# WHAT IS EXPECTED
Only the lines from the one containing "Extract the structured" through the end of the data below should be copied, each exactly as written and with both ends kept.

(Stored data)
=======

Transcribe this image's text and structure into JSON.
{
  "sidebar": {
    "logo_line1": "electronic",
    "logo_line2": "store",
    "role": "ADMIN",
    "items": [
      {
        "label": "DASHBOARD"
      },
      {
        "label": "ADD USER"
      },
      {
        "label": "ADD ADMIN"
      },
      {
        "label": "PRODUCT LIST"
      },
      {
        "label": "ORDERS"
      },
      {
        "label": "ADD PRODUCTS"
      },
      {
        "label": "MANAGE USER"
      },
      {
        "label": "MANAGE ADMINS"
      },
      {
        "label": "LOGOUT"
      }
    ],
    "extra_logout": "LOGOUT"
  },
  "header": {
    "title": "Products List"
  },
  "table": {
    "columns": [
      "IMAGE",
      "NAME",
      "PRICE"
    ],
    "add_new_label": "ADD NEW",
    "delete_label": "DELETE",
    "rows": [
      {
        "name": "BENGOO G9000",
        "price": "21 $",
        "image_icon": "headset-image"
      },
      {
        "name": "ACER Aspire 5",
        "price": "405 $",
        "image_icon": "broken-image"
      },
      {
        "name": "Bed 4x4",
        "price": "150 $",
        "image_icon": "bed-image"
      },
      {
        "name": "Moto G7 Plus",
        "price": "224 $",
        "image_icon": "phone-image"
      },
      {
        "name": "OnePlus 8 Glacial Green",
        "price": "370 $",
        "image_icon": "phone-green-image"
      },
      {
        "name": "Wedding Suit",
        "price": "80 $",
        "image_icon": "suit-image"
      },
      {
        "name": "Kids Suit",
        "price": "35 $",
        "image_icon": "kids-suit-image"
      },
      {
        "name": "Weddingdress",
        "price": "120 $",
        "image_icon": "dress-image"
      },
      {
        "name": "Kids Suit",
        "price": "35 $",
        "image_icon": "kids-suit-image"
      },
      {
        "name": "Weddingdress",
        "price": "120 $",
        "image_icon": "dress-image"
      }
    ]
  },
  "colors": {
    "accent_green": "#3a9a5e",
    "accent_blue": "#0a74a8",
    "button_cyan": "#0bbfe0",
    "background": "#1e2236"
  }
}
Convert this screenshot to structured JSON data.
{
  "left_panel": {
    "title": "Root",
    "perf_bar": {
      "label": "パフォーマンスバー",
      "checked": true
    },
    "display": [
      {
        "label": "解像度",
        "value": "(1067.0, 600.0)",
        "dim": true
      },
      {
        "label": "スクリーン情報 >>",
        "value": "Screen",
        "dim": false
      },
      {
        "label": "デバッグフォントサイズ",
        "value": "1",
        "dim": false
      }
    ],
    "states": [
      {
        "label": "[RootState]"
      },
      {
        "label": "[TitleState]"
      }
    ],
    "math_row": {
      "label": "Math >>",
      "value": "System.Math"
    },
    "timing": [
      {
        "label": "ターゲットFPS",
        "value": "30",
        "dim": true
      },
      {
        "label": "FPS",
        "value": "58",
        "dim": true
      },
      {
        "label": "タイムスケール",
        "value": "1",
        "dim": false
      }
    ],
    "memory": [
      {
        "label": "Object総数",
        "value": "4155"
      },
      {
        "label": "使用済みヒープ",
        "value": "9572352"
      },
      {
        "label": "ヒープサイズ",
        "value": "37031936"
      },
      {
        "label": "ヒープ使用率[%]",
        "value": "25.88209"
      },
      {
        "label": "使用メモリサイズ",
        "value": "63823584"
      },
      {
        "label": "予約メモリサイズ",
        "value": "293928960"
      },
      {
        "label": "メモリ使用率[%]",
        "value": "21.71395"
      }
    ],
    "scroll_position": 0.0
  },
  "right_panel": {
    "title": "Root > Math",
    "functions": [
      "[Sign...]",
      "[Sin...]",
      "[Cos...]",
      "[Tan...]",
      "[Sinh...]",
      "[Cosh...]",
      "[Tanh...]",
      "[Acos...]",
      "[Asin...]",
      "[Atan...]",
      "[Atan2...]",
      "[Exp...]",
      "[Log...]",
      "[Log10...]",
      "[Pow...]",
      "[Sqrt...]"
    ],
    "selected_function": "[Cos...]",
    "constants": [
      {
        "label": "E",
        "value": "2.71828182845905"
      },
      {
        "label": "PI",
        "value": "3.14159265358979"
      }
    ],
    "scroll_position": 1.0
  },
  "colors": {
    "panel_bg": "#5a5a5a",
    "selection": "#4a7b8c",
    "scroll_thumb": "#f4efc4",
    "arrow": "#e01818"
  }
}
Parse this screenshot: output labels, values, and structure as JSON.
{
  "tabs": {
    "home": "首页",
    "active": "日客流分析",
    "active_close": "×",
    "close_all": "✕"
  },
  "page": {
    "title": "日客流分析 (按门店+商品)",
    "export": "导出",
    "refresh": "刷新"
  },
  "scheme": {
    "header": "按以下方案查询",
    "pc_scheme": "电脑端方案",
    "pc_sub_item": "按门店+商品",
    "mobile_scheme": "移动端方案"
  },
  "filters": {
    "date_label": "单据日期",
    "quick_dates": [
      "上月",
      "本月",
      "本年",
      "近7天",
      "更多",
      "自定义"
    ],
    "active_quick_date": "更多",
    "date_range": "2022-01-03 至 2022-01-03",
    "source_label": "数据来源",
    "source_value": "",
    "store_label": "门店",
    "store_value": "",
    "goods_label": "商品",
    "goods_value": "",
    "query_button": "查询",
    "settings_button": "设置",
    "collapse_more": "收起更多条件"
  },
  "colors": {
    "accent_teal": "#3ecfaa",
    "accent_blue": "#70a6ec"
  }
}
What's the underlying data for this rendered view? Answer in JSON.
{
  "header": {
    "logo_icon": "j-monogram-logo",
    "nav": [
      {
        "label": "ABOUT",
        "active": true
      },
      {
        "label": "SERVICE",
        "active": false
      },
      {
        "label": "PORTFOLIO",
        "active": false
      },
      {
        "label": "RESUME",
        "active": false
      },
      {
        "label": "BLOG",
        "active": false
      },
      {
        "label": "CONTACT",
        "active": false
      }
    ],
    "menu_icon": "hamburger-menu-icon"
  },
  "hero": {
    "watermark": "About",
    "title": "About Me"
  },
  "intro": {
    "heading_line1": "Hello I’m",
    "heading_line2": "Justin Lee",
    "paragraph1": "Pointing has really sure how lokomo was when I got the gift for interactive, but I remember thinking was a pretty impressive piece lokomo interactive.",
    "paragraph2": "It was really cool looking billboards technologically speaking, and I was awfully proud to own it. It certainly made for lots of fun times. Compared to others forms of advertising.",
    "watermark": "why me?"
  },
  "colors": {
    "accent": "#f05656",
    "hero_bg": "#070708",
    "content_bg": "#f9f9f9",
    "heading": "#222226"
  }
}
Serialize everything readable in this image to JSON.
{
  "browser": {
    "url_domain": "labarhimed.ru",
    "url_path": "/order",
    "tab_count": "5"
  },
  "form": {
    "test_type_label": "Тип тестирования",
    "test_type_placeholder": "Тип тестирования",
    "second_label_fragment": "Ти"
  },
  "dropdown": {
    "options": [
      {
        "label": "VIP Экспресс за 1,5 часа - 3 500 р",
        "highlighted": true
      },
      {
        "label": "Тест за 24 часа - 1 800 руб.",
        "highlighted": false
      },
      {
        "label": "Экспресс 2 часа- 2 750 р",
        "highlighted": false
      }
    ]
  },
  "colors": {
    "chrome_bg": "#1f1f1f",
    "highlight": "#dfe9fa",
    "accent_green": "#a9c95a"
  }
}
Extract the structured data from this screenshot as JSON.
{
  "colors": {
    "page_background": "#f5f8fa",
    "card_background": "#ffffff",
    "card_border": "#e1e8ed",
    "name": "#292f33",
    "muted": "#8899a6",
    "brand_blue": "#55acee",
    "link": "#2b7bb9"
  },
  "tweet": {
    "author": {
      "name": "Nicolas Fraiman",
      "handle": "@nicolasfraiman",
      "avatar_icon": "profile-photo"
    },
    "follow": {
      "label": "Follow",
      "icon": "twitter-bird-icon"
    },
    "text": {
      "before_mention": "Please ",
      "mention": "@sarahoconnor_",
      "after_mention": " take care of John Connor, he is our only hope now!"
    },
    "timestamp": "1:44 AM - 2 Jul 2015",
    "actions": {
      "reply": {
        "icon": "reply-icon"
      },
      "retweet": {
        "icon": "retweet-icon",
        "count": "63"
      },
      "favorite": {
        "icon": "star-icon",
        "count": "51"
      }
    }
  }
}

=======

# RESULT BELOW
Extract the structured data from this screenshot as JSON.
{
  "colors": {
    "page_background": "#f5f8fa",
    "card_background": "#ffffff",
    "card_border": "#e1e8ed",
    "name": "#292f33",
    "muted": "#8899a6",
    "brand_blue": "#55acee",
    "link": "#2b7bb9"
  },
  "tweet": {
    "author": {
      "name": "Nicolas Fraiman",
      "handle": "@nicolasfraiman",
      "avatar_icon": "profile-photo"
    },
    "follow": {
      "label": "Follow",
      "icon": "twitter-bird-icon"
    },
    "text": {
      "before_mention": "Please ",
      "mention": "@sarahoconnor_",
      "after_mention": " take care of John Connor, he is our only hope now!"
    },
    "timestamp": "1:44 AM - 2 Jul 2015",
    "actions": {
      "reply": {
        "icon": "reply-icon"
      },
      "retweet": {
        "icon": "retweet-icon",
        "count": "63"
      },
      "favorite": {
        "icon": "star-icon",
        "count": "51"
      }
    }
  }
}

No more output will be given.